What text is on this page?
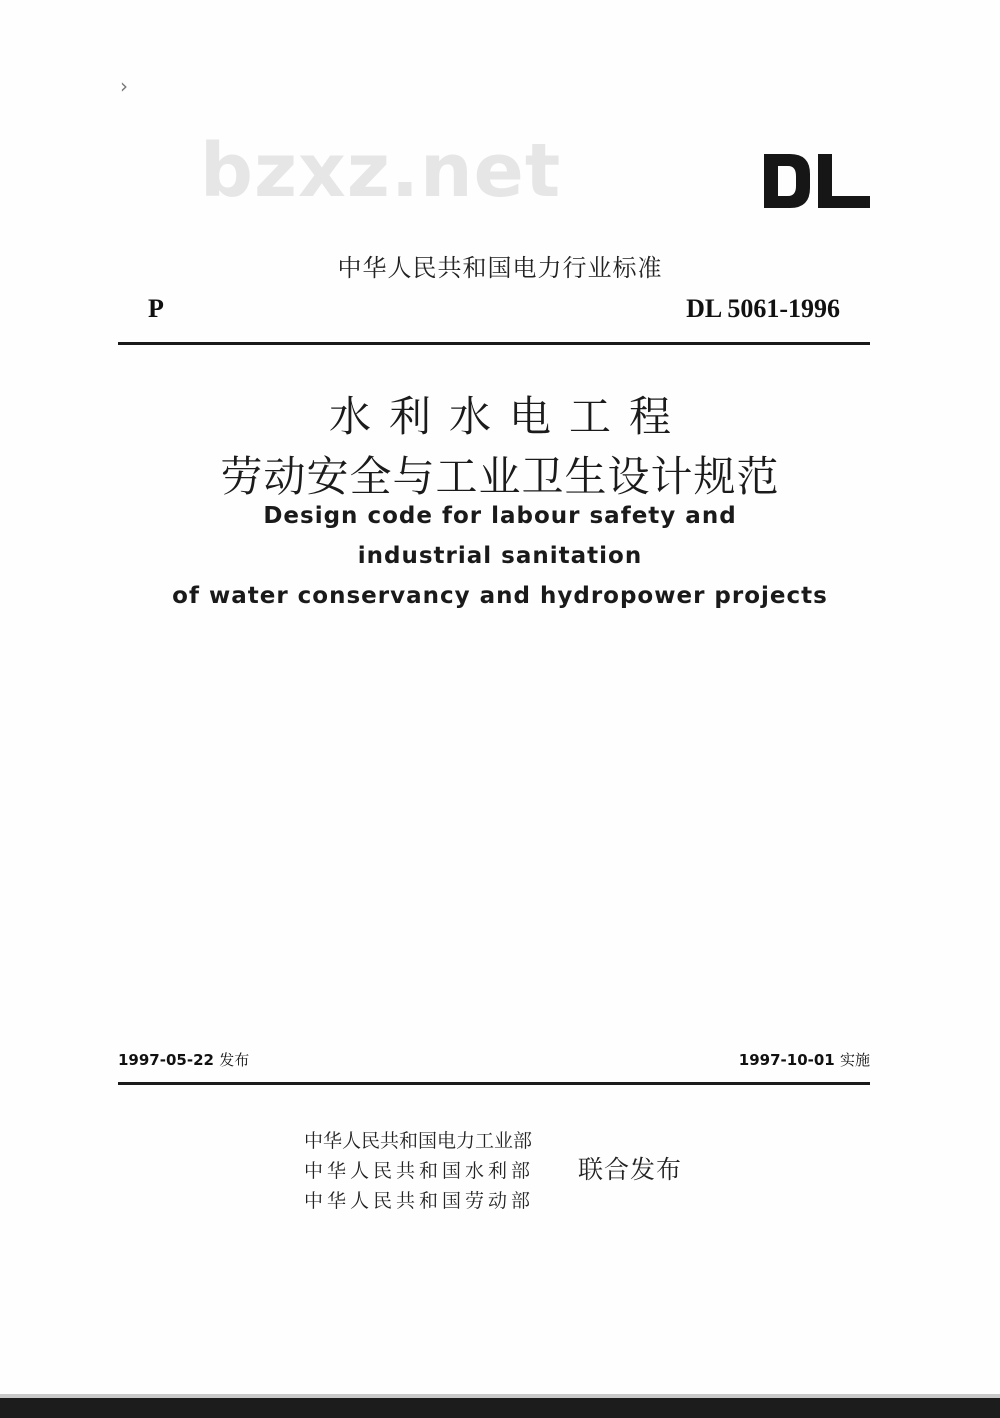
›
bzxz.net
中华人民共和国电力行业标准
P	DL 5061-1996
水利水电工程
劳动安全与工业卫生设计规范
Design code for labour safety and
industrial sanitation
of water conservancy and hydropower projects
1997-05-22 发布	1997-10-01 实施
中华人民共和国电力工业部
中华人民共和国水利部
中华人民共和国劳动部
联合发布
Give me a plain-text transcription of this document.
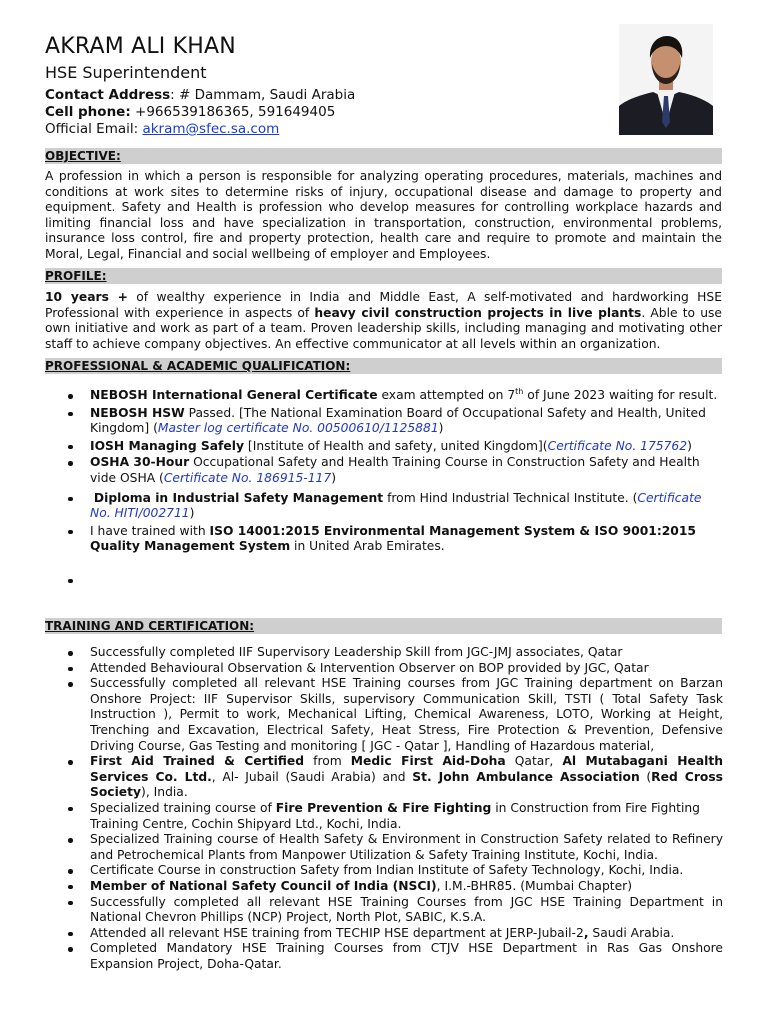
AKRAM ALI KHAN
HSE Superintendent
Contact Address: # Dammam, Saudi Arabia
Cell phone: +966539186365, 591649405
Official Email: akram@sfec.sa.com
OBJECTIVE:
A profession in which a person is responsible for analyzing operating procedures, materials, machines and conditions at work sites to determine risks of injury, occupational disease and damage to property and equipment. Safety and Health is profession who develop measures for controlling workplace hazards and limiting financial loss and have specialization in transportation, construction, environmental problems, insurance loss control, fire and property protection, health care and require to promote and maintain the Moral, Legal, Financial and social wellbeing of employer and Employees.
PROFILE:
10 years + of wealthy experience in India and Middle East, A self-motivated and hardworking HSE Professional with experience in aspects of heavy civil construction projects in live plants. Able to use own initiative and work as part of a team. Proven leadership skills, including managing and motivating other staff to achieve company objectives. An effective communicator at all levels within an organization.
PROFESSIONAL & ACADEMIC QUALIFICATION:
NEBOSH International General Certificate exam attempted on 7th of June 2023 waiting for result.
NEBOSH HSW Passed. [The National Examination Board of Occupational Safety and Health, United Kingdom] (Master log certificate No. 00500610/1125881)
IOSH Managing Safely [Institute of Health and safety, united Kingdom](Certificate No. 175762)
OSHA 30-Hour Occupational Safety and Health Training Course in Construction Safety and Health vide OSHA (Certificate No. 186915-117)
Diploma in Industrial Safety Management from Hind Industrial Technical Institute. (Certificate No. HITI/002711)
I have trained with ISO 14001:2015 Environmental Management System & ISO 9001:2015 Quality Management System in United Arab Emirates.

TRAINING AND CERTIFICATION:
Successfully completed IIF Supervisory Leadership Skill from JGC-JMJ associates, Qatar
Attended Behavioural Observation & Intervention Observer on BOP provided by JGC, Qatar
Successfully completed all relevant HSE Training courses from JGC Training department on Barzan Onshore Project: IIF Supervisor Skills, supervisory Communication Skill, TSTI ( Total Safety Task Instruction ), Permit to work, Mechanical Lifting, Chemical Awareness, LOTO, Working at Height, Trenching and Excavation, Electrical Safety, Heat Stress, Fire Protection & Prevention, Defensive Driving Course, Gas Testing and monitoring [ JGC - Qatar ], Handling of Hazardous material,
First Aid Trained & Certified from Medic First Aid-Doha Qatar, Al Mutabagani Health Services Co. Ltd., Al- Jubail (Saudi Arabia) and St. John Ambulance Association (Red Cross Society), India.
Specialized training course of Fire Prevention & Fire Fighting in Construction from Fire Fighting Training Centre, Cochin Shipyard Ltd., Kochi, India.
Specialized Training course of Health Safety & Environment in Construction Safety related to Refinery and Petrochemical Plants from Manpower Utilization & Safety Training Institute, Kochi, India.
Certificate Course in construction Safety from Indian Institute of Safety Technology, Kochi, India.
Member of National Safety Council of India (NSCI), I.M.-BHR85. (Mumbai Chapter)
Successfully completed all relevant HSE Training Courses from JGC HSE Training Department in National Chevron Phillips (NCP) Project, North Plot, SABIC, K.S.A.
Attended all relevant HSE training from TECHIP HSE department at JERP-Jubail-2, Saudi Arabia.
Completed Mandatory HSE Training Courses from CTJV HSE Department in Ras Gas Onshore Expansion Project, Doha-Qatar.
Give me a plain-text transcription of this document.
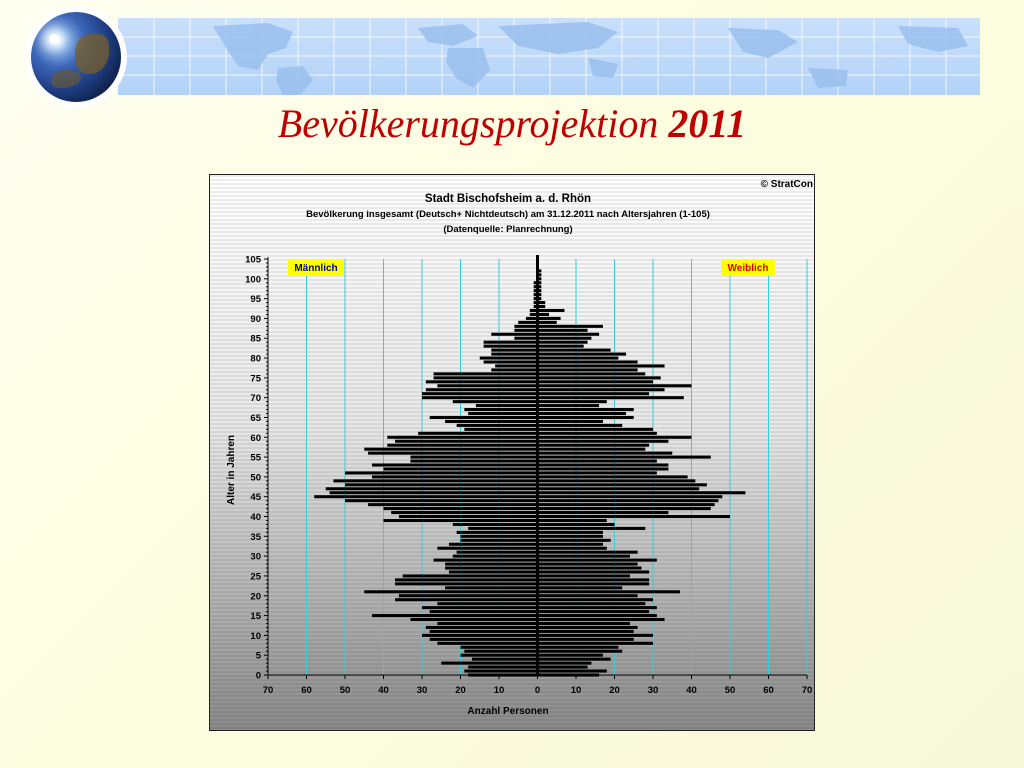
Bevölkerungsprojektion 2011
© StratCon
Stadt Bischofsheim a. d. Rhön
Bevölkerung insgesamt (Deutsch+ Nichtdeutsch) am 31.12.2011 nach Altersjahren (1-105)
(Datenquelle: Planrechnung)
0
5
10
15
20
25
30
35
40
45
50
55
60
65
70
75
80
85
90
95
100
105
70	60	50	40	30	20	10	0	10	20	30	40	50	60	70
Männlich	Weiblich
Anzahl Personen
Alter in Jahren
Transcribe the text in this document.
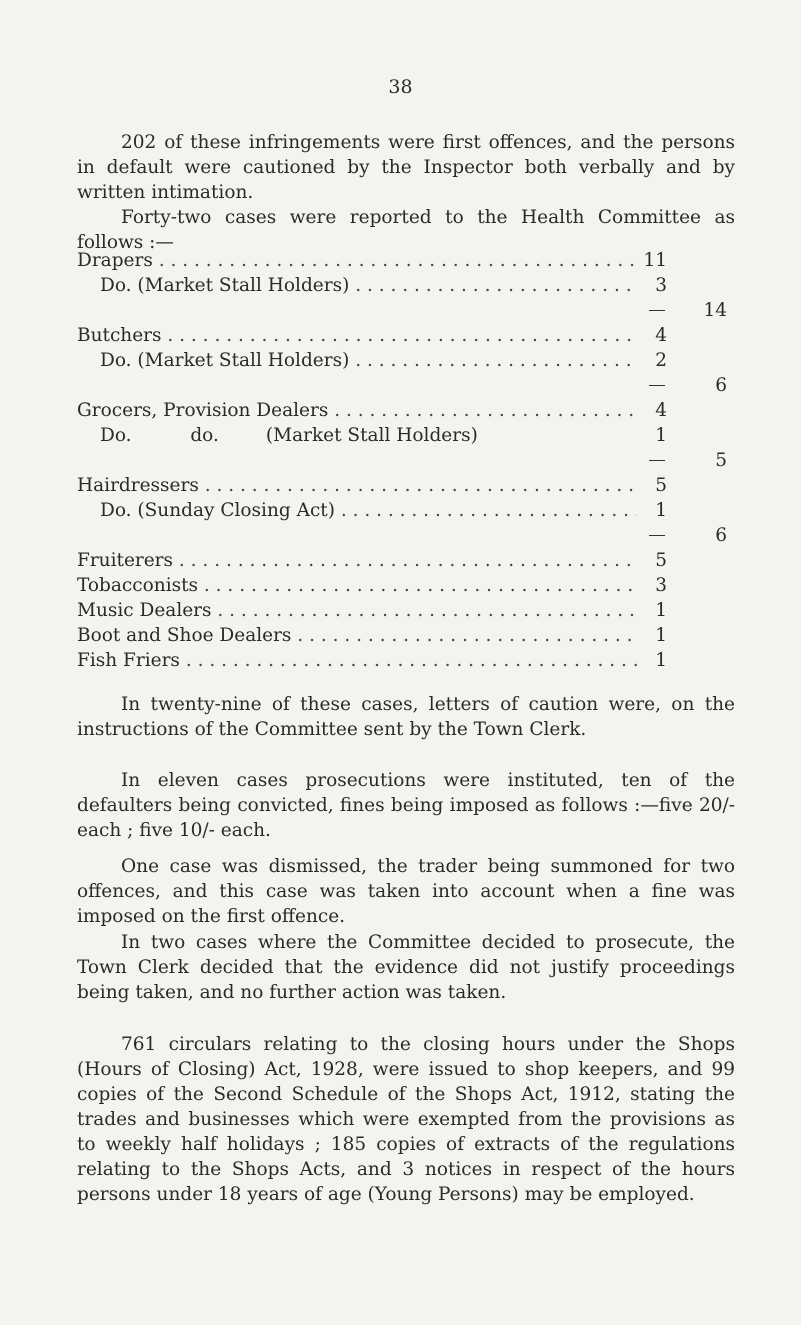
38

202 of these infringements were first offences, and the persons in default were cautioned by the Inspector both verbally and by written intimation.

Forty-two cases were reported to the Health Committee as follows :—

Drapers . . .	11
Do. (Market Stall Holders) . . .	3
14
Butchers . . .	4
Do. (Market Stall Holders) . . .	2
6
Grocers, Provision Dealers . . .	4
Do.          do.        (Market Stall Holders)	1
5
Hairdressers . . .	5
Do. (Sunday Closing Act) . . .	1
6
Fruiterers . . .	5
Tobacconists . . .	3
Music Dealers . . .	1
Boot and Shoe Dealers . . .	1
Fish Friers . . .	1

In twenty-nine of these cases, letters of caution were, on the instructions of the Committee sent by the Town Clerk.

In eleven cases prosecutions were instituted, ten of the defaulters being convicted, fines being imposed as follows :—five 20/- each ; five 10/- each.

One case was dismissed, the trader being summoned for two offences, and this case was taken into account when a fine was imposed on the first offence.

In two cases where the Committee decided to prosecute, the Town Clerk decided that the evidence did not justify proceedings being taken, and no further action was taken.

761 circulars relating to the closing hours under the Shops (Hours of Closing) Act, 1928, were issued to shop keepers, and 99 copies of the Second Schedule of the Shops Act, 1912, stating the trades and businesses which were exempted from the provisions as to weekly half holidays ; 185 copies of extracts of the regulations relating to the Shops Acts, and 3 notices in respect of the hours persons under 18 years of age (Young Persons) may be employed.
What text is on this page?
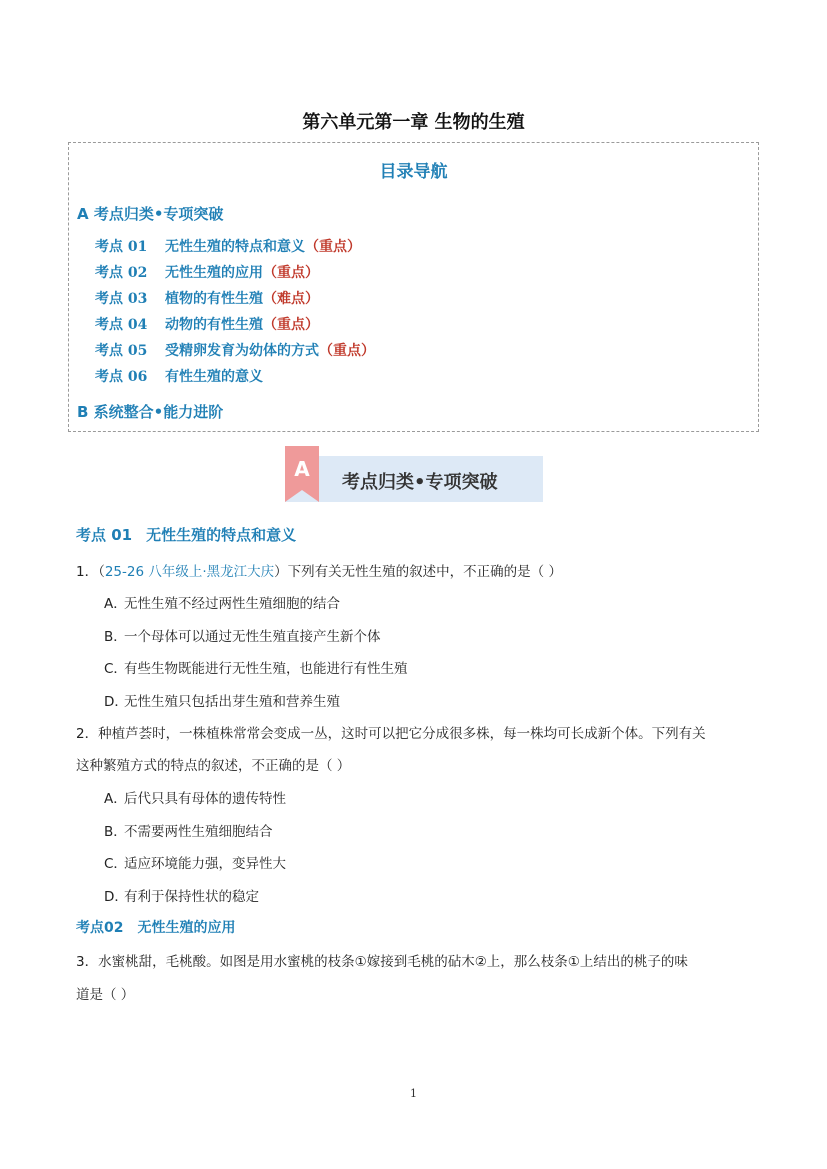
第六单元第一章 生物的生殖
目录导航
A 考点归类•专项突破
考点 01 无性生殖的特点和意义（重点）
考点 02 无性生殖的应用（重点）
考点 03 植物的有性生殖（难点）
考点 04 动物的有性生殖（重点）
考点 05 受精卵发育为幼体的方式（重点）
考点 06 有性生殖的意义
B 系统整合•能力进阶
A
考点归类•专项突破
考点 01 无性生殖的特点和意义
1．（25-26 八年级上·黑龙江大庆）下列有关无性生殖的叙述中，不正确的是（ ）
A．无性生殖不经过两性生殖细胞的结合
B．一个母体可以通过无性生殖直接产生新个体
C．有些生物既能进行无性生殖，也能进行有性生殖
D．无性生殖只包括出芽生殖和营养生殖
2．种植芦荟时，一株植株常常会变成一丛，这时可以把它分成很多株，每一株均可长成新个体。下列有关
这种繁殖方式的特点的叙述，不正确的是（ ）
A．后代只具有母体的遗传特性
B．不需要两性生殖细胞结合
C．适应环境能力强，变异性大
D．有利于保持性状的稳定
考点02 无性生殖的应用
3．水蜜桃甜，毛桃酸。如图是用水蜜桃的枝条①嫁接到毛桃的砧木②上，那么枝条①上结出的桃子的味
道是（ ）
1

◇ ◇ ◇ ◇

• What this task involves: Find the number of lines in which the word "Kingdom" occurs, and write nothing but that number.

• The completed task: 2